Recorded data —
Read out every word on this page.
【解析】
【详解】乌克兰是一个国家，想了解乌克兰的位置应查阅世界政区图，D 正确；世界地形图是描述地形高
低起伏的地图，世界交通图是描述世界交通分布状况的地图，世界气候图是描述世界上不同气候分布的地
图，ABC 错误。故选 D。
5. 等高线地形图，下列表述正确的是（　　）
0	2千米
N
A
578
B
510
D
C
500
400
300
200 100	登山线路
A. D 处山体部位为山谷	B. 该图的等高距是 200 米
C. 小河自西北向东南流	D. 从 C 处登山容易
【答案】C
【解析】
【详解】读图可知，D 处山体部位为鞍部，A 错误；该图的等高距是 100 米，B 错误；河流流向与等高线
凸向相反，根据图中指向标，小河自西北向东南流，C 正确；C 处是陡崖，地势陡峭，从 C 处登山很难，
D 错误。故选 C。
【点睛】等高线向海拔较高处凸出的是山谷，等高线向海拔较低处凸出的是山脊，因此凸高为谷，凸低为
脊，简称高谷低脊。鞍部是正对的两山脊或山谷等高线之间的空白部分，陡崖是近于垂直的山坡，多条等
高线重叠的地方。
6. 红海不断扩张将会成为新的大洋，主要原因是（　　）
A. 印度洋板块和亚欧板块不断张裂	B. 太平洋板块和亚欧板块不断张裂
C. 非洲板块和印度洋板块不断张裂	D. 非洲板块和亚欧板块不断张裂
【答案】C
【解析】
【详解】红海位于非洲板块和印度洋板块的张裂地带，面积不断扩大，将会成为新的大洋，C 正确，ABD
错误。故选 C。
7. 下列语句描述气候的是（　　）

Exercise —
Return every line above in which the string "小河自西北向东南流" occurs.

Result for this exercise —
C. 小河自西北向东南流	D. 从 C 处登山容易
凸向相反，根据图中指向标，小河自西北向东南流，C 正确；C 处是陡崖，地势陡峭，从 C 处登山很难，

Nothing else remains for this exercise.